## start
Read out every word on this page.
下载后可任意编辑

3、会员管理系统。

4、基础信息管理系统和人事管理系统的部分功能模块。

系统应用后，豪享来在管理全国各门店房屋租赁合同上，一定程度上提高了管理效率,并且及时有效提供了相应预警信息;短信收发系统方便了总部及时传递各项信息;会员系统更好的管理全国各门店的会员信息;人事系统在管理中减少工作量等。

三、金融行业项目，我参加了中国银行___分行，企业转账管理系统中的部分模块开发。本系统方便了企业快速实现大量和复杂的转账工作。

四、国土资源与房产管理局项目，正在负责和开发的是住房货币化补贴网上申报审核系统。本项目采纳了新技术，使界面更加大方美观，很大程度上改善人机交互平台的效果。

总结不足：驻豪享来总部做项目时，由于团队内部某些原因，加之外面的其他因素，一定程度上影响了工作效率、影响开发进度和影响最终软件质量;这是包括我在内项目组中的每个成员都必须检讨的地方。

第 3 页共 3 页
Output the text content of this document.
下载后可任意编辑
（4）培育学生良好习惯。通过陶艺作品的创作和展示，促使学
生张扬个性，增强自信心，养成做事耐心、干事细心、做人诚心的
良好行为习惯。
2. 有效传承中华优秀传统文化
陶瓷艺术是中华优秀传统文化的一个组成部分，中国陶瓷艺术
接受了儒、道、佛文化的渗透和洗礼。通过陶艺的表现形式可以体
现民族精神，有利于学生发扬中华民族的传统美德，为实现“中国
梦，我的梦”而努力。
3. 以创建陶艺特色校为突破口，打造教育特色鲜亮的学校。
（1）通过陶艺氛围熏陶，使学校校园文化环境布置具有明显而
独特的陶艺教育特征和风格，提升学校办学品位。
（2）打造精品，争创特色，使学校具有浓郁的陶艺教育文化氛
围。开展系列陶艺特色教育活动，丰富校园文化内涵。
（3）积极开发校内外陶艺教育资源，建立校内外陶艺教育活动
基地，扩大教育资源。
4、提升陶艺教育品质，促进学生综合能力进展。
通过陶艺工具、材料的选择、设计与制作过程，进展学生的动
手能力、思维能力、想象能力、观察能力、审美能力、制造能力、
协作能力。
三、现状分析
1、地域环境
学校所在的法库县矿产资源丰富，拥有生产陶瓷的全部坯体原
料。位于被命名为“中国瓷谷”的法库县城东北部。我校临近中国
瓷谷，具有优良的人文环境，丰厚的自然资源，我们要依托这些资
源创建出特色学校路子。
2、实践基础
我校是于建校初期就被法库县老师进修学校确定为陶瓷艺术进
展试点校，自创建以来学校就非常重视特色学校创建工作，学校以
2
## end
*Exercise description*
From the listing above, copy every line that includes the word "this".

*Reply to the exercise*
Read out every word on this page.
Output the text content of this document.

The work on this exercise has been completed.